> **Problem requirements**
Return the full material exactly.

─── Extracted information ───

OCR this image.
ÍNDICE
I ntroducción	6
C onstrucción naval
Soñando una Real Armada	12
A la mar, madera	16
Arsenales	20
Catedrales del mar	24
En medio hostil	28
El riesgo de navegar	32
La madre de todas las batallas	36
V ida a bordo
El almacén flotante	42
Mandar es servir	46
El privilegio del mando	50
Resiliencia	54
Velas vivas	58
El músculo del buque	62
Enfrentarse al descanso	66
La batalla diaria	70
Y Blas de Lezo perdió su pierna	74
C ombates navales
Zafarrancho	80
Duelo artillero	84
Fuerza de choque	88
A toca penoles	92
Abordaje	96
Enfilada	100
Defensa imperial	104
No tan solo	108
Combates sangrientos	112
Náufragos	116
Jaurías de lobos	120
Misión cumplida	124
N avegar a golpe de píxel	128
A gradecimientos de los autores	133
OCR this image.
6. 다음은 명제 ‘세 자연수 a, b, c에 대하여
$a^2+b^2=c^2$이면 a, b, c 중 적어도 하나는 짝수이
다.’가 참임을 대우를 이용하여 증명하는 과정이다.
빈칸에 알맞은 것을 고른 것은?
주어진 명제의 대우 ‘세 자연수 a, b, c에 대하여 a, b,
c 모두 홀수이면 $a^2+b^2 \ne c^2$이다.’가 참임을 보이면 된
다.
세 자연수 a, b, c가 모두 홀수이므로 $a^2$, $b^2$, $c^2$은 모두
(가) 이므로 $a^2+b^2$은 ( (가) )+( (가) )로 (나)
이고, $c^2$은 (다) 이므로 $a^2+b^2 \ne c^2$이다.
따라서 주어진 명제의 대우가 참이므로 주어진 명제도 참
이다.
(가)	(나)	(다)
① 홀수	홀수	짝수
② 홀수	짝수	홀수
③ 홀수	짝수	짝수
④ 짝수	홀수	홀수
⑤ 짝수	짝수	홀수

───

> **Expected answer**
OCR this image.
ÍNDICE
I ntroducción	6
C onstrucción naval
Soñando una Real Armada	12
A la mar, madera	16
Arsenales	20
Catedrales del mar	24
En medio hostil	28
El riesgo de navegar	32
La madre de todas las batallas	36
V ida a bordo
El almacén flotante	42
Mandar es servir	46
El privilegio del mando	50
Resiliencia	54
Velas vivas	58
El músculo del buque	62
Enfrentarse al descanso	66
La batalla diaria	70
Y Blas de Lezo perdió su pierna	74
C ombates navales
Zafarrancho	80
Duelo artillero	84
Fuerza de choque	88
A toca penoles	92
Abordaje	96
Enfilada	100
Defensa imperial	104
No tan solo	108
Combates sangrientos	112
Náufragos	116
Jaurías de lobos	120
Misión cumplida	124
N avegar a golpe de píxel	128
A gradecimientos de los autores	133
OCR this image.
6. 다음은 명제 ‘세 자연수 a, b, c에 대하여
$a^2+b^2=c^2$이면 a, b, c 중 적어도 하나는 짝수이
다.’가 참임을 대우를 이용하여 증명하는 과정이다.
빈칸에 알맞은 것을 고른 것은?
주어진 명제의 대우 ‘세 자연수 a, b, c에 대하여 a, b,
c 모두 홀수이면 $a^2+b^2 \ne c^2$이다.’가 참임을 보이면 된
다.
세 자연수 a, b, c가 모두 홀수이므로 $a^2$, $b^2$, $c^2$은 모두
(가) 이므로 $a^2+b^2$은 ( (가) )+( (가) )로 (나)
이고, $c^2$은 (다) 이므로 $a^2+b^2 \ne c^2$이다.
따라서 주어진 명제의 대우가 참이므로 주어진 명제도 참
이다.
(가)	(나)	(다)
① 홀수	홀수	짝수
② 홀수	짝수	홀수
③ 홀수	짝수	짝수
④ 짝수	홀수	홀수
⑤ 짝수	짝수	홀수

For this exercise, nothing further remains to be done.